- **Instructions to follow**: Print out every record exactly as it appears.

- **Information supplied**:

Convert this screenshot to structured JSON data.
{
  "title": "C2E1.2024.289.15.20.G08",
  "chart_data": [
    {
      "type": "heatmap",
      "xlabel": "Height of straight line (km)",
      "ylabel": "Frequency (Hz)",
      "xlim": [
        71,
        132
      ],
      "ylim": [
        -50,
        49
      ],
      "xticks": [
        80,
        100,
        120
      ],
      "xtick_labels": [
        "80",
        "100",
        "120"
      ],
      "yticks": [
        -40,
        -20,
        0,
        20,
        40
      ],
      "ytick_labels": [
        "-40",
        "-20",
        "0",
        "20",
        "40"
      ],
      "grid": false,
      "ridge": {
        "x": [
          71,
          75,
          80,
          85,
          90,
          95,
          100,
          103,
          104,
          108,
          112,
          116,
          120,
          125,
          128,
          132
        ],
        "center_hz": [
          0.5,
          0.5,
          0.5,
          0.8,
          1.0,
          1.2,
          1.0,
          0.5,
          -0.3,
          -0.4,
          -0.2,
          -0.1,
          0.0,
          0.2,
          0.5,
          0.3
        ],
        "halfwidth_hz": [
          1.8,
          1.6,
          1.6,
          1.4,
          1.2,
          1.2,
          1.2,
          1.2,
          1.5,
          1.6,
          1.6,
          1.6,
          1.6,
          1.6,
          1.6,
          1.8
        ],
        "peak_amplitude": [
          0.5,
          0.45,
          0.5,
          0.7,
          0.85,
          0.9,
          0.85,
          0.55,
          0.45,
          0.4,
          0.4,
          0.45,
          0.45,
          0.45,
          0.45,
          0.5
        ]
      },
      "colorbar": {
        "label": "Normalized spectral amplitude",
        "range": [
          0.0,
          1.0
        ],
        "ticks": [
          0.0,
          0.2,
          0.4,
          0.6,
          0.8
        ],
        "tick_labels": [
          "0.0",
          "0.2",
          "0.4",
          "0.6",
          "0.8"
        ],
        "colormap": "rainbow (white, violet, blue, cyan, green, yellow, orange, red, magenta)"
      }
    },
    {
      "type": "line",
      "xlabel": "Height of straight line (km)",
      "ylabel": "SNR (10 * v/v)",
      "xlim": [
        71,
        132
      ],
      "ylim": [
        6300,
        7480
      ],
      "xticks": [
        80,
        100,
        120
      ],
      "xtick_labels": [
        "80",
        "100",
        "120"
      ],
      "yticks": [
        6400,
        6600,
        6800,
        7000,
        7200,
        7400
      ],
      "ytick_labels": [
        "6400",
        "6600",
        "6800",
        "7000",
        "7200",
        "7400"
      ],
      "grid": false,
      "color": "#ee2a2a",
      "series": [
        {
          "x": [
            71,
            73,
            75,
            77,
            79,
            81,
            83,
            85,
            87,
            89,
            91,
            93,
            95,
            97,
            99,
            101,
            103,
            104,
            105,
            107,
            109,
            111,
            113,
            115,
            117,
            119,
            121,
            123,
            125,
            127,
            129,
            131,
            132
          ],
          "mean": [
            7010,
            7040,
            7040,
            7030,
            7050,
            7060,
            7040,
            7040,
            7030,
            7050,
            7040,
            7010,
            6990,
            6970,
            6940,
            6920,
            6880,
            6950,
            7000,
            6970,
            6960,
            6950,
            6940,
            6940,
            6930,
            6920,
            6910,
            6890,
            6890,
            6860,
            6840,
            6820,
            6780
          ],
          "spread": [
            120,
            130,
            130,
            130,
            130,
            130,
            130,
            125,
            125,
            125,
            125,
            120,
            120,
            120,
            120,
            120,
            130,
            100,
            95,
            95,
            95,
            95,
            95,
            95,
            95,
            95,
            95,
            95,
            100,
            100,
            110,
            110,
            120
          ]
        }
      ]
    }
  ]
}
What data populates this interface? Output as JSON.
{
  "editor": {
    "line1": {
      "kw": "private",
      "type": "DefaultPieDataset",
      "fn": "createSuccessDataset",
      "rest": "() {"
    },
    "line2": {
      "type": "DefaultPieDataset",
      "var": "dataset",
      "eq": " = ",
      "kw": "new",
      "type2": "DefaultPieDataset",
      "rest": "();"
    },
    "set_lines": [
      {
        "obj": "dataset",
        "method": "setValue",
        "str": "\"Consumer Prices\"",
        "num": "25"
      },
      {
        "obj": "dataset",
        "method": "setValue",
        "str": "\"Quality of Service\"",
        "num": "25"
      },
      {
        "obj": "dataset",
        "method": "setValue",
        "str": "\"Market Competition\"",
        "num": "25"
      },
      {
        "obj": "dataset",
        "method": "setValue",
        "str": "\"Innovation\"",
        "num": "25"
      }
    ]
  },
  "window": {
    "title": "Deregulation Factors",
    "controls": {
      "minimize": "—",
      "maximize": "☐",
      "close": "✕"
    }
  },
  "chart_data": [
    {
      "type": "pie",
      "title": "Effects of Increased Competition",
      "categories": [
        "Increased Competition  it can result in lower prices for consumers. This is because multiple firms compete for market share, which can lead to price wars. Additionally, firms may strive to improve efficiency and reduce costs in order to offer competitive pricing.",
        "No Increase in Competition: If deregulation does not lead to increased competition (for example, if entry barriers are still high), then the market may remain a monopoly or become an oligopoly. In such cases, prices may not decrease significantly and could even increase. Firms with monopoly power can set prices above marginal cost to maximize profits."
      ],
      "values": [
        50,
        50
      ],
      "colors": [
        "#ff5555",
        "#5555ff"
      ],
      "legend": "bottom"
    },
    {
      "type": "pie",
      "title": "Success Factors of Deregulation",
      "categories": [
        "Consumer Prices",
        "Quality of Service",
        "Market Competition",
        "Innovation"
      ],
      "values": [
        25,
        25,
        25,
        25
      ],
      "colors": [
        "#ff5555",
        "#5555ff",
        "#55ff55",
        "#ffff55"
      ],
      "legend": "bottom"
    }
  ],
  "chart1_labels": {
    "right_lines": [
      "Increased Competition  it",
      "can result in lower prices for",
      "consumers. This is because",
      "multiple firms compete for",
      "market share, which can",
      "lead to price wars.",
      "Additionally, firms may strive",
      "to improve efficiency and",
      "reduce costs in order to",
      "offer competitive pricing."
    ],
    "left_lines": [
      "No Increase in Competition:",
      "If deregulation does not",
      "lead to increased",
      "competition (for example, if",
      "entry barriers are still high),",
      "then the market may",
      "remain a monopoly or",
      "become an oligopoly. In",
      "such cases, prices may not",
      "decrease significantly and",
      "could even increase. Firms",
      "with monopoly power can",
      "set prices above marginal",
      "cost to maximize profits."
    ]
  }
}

- **Solved exercise**:
Convert this screenshot to structured JSON data.
{
  "title": "C2E1.2024.289.15.20.G08",
  "chart_data": [
    {
      "type": "heatmap",
      "xlabel": "Height of straight line (km)",
      "ylabel": "Frequency (Hz)",
      "xlim": [
        71,
        132
      ],
      "ylim": [
        -50,
        49
      ],
      "xticks": [
        80,
        100,
        120
      ],
      "xtick_labels": [
        "80",
        "100",
        "120"
      ],
      "yticks": [
        -40,
        -20,
        0,
        20,
        40
      ],
      "ytick_labels": [
        "-40",
        "-20",
        "0",
        "20",
        "40"
      ],
      "grid": false,
      "ridge": {
        "x": [
          71,
          75,
          80,
          85,
          90,
          95,
          100,
          103,
          104,
          108,
          112,
          116,
          120,
          125,
          128,
          132
        ],
        "center_hz": [
          0.5,
          0.5,
          0.5,
          0.8,
          1.0,
          1.2,
          1.0,
          0.5,
          -0.3,
          -0.4,
          -0.2,
          -0.1,
          0.0,
          0.2,
          0.5,
          0.3
        ],
        "halfwidth_hz": [
          1.8,
          1.6,
          1.6,
          1.4,
          1.2,
          1.2,
          1.2,
          1.2,
          1.5,
          1.6,
          1.6,
          1.6,
          1.6,
          1.6,
          1.6,
          1.8
        ],
        "peak_amplitude": [
          0.5,
          0.45,
          0.5,
          0.7,
          0.85,
          0.9,
          0.85,
          0.55,
          0.45,
          0.4,
          0.4,
          0.45,
          0.45,
          0.45,
          0.45,
          0.5
        ]
      },
      "colorbar": {
        "label": "Normalized spectral amplitude",
        "range": [
          0.0,
          1.0
        ],
        "ticks": [
          0.0,
          0.2,
          0.4,
          0.6,
          0.8
        ],
        "tick_labels": [
          "0.0",
          "0.2",
          "0.4",
          "0.6",
          "0.8"
        ],
        "colormap": "rainbow (white, violet, blue, cyan, green, yellow, orange, red, magenta)"
      }
    },
    {
      "type": "line",
      "xlabel": "Height of straight line (km)",
      "ylabel": "SNR (10 * v/v)",
      "xlim": [
        71,
        132
      ],
      "ylim": [
        6300,
        7480
      ],
      "xticks": [
        80,
        100,
        120
      ],
      "xtick_labels": [
        "80",
        "100",
        "120"
      ],
      "yticks": [
        6400,
        6600,
        6800,
        7000,
        7200,
        7400
      ],
      "ytick_labels": [
        "6400",
        "6600",
        "6800",
        "7000",
        "7200",
        "7400"
      ],
      "grid": false,
      "color": "#ee2a2a",
      "series": [
        {
          "x": [
            71,
            73,
            75,
            77,
            79,
            81,
            83,
            85,
            87,
            89,
            91,
            93,
            95,
            97,
            99,
            101,
            103,
            104,
            105,
            107,
            109,
            111,
            113,
            115,
            117,
            119,
            121,
            123,
            125,
            127,
            129,
            131,
            132
          ],
          "mean": [
            7010,
            7040,
            7040,
            7030,
            7050,
            7060,
            7040,
            7040,
            7030,
            7050,
            7040,
            7010,
            6990,
            6970,
            6940,
            6920,
            6880,
            6950,
            7000,
            6970,
            6960,
            6950,
            6940,
            6940,
            6930,
            6920,
            6910,
            6890,
            6890,
            6860,
            6840,
            6820,
            6780
          ],
          "spread": [
            120,
            130,
            130,
            130,
            130,
            130,
            130,
            125,
            125,
            125,
            125,
            120,
            120,
            120,
            120,
            120,
            130,
            100,
            95,
            95,
            95,
            95,
            95,
            95,
            95,
            95,
            95,
            95,
            100,
            100,
            110,
            110,
            120
          ]
        }
      ]
    }
  ]
}
What data populates this interface? Output as JSON.
{
  "editor": {
    "line1": {
      "kw": "private",
      "type": "DefaultPieDataset",
      "fn": "createSuccessDataset",
      "rest": "() {"
    },
    "line2": {
      "type": "DefaultPieDataset",
      "var": "dataset",
      "eq": " = ",
      "kw": "new",
      "type2": "DefaultPieDataset",
      "rest": "();"
    },
    "set_lines": [
      {
        "obj": "dataset",
        "method": "setValue",
        "str": "\"Consumer Prices\"",
        "num": "25"
      },
      {
        "obj": "dataset",
        "method": "setValue",
        "str": "\"Quality of Service\"",
        "num": "25"
      },
      {
        "obj": "dataset",
        "method": "setValue",
        "str": "\"Market Competition\"",
        "num": "25"
      },
      {
        "obj": "dataset",
        "method": "setValue",
        "str": "\"Innovation\"",
        "num": "25"
      }
    ]
  },
  "window": {
    "title": "Deregulation Factors",
    "controls": {
      "minimize": "—",
      "maximize": "☐",
      "close": "✕"
    }
  },
  "chart_data": [
    {
      "type": "pie",
      "title": "Effects of Increased Competition",
      "categories": [
        "Increased Competition  it can result in lower prices for consumers. This is because multiple firms compete for market share, which can lead to price wars. Additionally, firms may strive to improve efficiency and reduce costs in order to offer competitive pricing.",
        "No Increase in Competition: If deregulation does not lead to increased competition (for example, if entry barriers are still high), then the market may remain a monopoly or become an oligopoly. In such cases, prices may not decrease significantly and could even increase. Firms with monopoly power can set prices above marginal cost to maximize profits."
      ],
      "values": [
        50,
        50
      ],
      "colors": [
        "#ff5555",
        "#5555ff"
      ],
      "legend": "bottom"
    },
    {
      "type": "pie",
      "title": "Success Factors of Deregulation",
      "categories": [
        "Consumer Prices",
        "Quality of Service",
        "Market Competition",
        "Innovation"
      ],
      "values": [
        25,
        25,
        25,
        25
      ],
      "colors": [
        "#ff5555",
        "#5555ff",
        "#55ff55",
        "#ffff55"
      ],
      "legend": "bottom"
    }
  ],
  "chart1_labels": {
    "right_lines": [
      "Increased Competition  it",
      "can result in lower prices for",
      "consumers. This is because",
      "multiple firms compete for",
      "market share, which can",
      "lead to price wars.",
      "Additionally, firms may strive",
      "to improve efficiency and",
      "reduce costs in order to",
      "offer competitive pricing."
    ],
    "left_lines": [
      "No Increase in Competition:",
      "If deregulation does not",
      "lead to increased",
      "competition (for example, if",
      "entry barriers are still high),",
      "then the market may",
      "remain a monopoly or",
      "become an oligopoly. In",
      "such cases, prices may not",
      "decrease significantly and",
      "could even increase. Firms",
      "with monopoly power can",
      "set prices above marginal",
      "cost to maximize profits."
    ]
  }
}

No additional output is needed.